■ **Stated exercise**: From the entries below, list each line with "text".

■ **Data records**:

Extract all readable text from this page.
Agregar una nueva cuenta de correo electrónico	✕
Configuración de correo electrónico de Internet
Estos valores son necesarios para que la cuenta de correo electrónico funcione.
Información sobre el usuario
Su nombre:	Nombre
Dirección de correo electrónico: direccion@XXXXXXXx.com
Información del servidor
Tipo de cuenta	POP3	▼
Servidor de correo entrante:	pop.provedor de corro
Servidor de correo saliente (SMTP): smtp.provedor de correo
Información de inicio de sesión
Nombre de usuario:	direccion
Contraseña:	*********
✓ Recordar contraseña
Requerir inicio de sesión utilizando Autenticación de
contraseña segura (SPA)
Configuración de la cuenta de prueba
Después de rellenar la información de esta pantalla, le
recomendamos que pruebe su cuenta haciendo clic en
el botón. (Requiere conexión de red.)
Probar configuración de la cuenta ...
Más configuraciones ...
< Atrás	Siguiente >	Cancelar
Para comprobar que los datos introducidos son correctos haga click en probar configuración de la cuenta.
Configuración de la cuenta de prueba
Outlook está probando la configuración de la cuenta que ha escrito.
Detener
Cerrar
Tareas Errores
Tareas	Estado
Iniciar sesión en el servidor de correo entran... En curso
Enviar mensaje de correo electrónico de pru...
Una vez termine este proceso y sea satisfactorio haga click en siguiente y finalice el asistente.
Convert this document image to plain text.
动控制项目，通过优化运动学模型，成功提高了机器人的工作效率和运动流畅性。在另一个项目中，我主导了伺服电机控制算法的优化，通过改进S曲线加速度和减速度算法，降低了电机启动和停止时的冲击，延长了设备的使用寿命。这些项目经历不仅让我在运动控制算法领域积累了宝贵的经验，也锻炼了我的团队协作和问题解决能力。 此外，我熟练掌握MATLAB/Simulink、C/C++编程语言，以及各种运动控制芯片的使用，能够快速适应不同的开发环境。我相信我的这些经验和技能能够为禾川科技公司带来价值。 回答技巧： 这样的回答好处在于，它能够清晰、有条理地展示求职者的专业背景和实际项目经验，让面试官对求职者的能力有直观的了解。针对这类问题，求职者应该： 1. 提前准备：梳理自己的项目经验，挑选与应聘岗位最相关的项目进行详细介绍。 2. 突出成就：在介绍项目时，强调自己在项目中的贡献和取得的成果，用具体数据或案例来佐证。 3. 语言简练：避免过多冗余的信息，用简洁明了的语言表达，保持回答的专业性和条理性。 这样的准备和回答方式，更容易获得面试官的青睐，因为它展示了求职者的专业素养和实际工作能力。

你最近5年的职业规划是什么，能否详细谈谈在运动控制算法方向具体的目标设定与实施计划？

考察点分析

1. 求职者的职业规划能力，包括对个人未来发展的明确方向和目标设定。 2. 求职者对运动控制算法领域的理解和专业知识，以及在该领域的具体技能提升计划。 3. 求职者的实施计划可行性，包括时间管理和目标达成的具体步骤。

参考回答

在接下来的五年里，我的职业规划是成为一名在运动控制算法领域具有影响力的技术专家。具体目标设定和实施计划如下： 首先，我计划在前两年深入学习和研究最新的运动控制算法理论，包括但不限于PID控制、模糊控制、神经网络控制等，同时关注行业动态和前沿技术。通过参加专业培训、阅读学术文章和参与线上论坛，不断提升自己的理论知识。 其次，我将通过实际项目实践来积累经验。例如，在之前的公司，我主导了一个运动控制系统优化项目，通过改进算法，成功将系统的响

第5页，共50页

■ **Output of the exercise**:
Extract all readable text from this page.
Convert this document image to plain text.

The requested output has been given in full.